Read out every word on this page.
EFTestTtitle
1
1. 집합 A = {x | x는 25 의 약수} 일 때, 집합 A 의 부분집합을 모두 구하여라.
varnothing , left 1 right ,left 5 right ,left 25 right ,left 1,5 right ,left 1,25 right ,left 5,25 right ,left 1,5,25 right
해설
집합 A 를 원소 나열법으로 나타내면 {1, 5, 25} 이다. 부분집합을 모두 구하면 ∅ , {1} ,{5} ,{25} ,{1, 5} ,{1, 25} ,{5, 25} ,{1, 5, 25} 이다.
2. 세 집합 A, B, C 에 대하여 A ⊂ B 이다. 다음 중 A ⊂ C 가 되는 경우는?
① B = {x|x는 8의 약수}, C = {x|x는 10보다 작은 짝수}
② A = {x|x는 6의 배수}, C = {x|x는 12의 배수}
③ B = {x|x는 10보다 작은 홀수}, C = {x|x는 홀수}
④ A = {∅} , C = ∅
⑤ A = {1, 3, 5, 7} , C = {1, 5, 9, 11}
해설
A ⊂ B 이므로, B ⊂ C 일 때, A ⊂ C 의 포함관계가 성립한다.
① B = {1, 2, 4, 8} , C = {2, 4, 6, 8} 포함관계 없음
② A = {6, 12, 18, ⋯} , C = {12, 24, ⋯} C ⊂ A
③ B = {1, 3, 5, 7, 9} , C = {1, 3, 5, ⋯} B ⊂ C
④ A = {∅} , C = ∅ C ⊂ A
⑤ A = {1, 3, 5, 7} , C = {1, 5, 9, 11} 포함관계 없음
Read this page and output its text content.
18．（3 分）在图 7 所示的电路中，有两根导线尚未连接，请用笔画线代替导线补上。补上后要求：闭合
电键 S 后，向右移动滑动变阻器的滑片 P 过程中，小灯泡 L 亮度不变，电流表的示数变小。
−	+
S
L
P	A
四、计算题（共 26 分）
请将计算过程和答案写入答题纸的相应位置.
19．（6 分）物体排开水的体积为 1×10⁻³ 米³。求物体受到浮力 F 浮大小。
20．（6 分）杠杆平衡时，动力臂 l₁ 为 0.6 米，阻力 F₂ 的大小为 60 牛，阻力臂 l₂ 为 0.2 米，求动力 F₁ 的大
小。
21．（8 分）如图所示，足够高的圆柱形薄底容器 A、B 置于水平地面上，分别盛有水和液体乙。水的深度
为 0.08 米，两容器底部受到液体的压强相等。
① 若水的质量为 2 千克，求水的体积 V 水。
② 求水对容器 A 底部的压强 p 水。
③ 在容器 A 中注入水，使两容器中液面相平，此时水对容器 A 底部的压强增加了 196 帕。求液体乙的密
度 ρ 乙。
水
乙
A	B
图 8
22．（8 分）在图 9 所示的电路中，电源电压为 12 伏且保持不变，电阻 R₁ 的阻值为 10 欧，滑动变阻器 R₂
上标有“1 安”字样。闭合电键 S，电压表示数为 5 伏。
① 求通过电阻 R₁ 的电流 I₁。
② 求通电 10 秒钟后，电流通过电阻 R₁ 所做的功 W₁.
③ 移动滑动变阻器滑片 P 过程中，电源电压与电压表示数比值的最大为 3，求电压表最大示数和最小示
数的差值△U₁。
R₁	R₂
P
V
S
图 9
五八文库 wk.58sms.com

=======

EXERCISE DIRECTIONS | Copy out each line above, character for character.

EXPECTED ANSWER |
Read out every word on this page.
EFTestTtitle
1
1. 집합 A = {x | x는 25 의 약수} 일 때, 집합 A 의 부분집합을 모두 구하여라.
varnothing , left 1 right ,left 5 right ,left 25 right ,left 1,5 right ,left 1,25 right ,left 5,25 right ,left 1,5,25 right
해설
집합 A 를 원소 나열법으로 나타내면 {1, 5, 25} 이다. 부분집합을 모두 구하면 ∅ , {1} ,{5} ,{25} ,{1, 5} ,{1, 25} ,{5, 25} ,{1, 5, 25} 이다.
2. 세 집합 A, B, C 에 대하여 A ⊂ B 이다. 다음 중 A ⊂ C 가 되는 경우는?
① B = {x|x는 8의 약수}, C = {x|x는 10보다 작은 짝수}
② A = {x|x는 6의 배수}, C = {x|x는 12의 배수}
③ B = {x|x는 10보다 작은 홀수}, C = {x|x는 홀수}
④ A = {∅} , C = ∅
⑤ A = {1, 3, 5, 7} , C = {1, 5, 9, 11}
해설
A ⊂ B 이므로, B ⊂ C 일 때, A ⊂ C 의 포함관계가 성립한다.
① B = {1, 2, 4, 8} , C = {2, 4, 6, 8} 포함관계 없음
② A = {6, 12, 18, ⋯} , C = {12, 24, ⋯} C ⊂ A
③ B = {1, 3, 5, 7, 9} , C = {1, 3, 5, ⋯} B ⊂ C
④ A = {∅} , C = ∅ C ⊂ A
⑤ A = {1, 3, 5, 7} , C = {1, 5, 9, 11} 포함관계 없음
Read this page and output its text content.
18．（3 分）在图 7 所示的电路中，有两根导线尚未连接，请用笔画线代替导线补上。补上后要求：闭合
电键 S 后，向右移动滑动变阻器的滑片 P 过程中，小灯泡 L 亮度不变，电流表的示数变小。
−	+
S
L
P	A
四、计算题（共 26 分）
请将计算过程和答案写入答题纸的相应位置.
19．（6 分）物体排开水的体积为 1×10⁻³ 米³。求物体受到浮力 F 浮大小。
20．（6 分）杠杆平衡时，动力臂 l₁ 为 0.6 米，阻力 F₂ 的大小为 60 牛，阻力臂 l₂ 为 0.2 米，求动力 F₁ 的大
小。
21．（8 分）如图所示，足够高的圆柱形薄底容器 A、B 置于水平地面上，分别盛有水和液体乙。水的深度
为 0.08 米，两容器底部受到液体的压强相等。
① 若水的质量为 2 千克，求水的体积 V 水。
② 求水对容器 A 底部的压强 p 水。
③ 在容器 A 中注入水，使两容器中液面相平，此时水对容器 A 底部的压强增加了 196 帕。求液体乙的密
度 ρ 乙。
水
乙
A	B
图 8
22．（8 分）在图 9 所示的电路中，电源电压为 12 伏且保持不变，电阻 R₁ 的阻值为 10 欧，滑动变阻器 R₂
上标有“1 安”字样。闭合电键 S，电压表示数为 5 伏。
① 求通过电阻 R₁ 的电流 I₁。
② 求通电 10 秒钟后，电流通过电阻 R₁ 所做的功 W₁.
③ 移动滑动变阻器滑片 P 过程中，电源电压与电压表示数比值的最大为 3，求电压表最大示数和最小示
数的差值△U₁。
R₁	R₂
P
V
S
图 9
五八文库 wk.58sms.com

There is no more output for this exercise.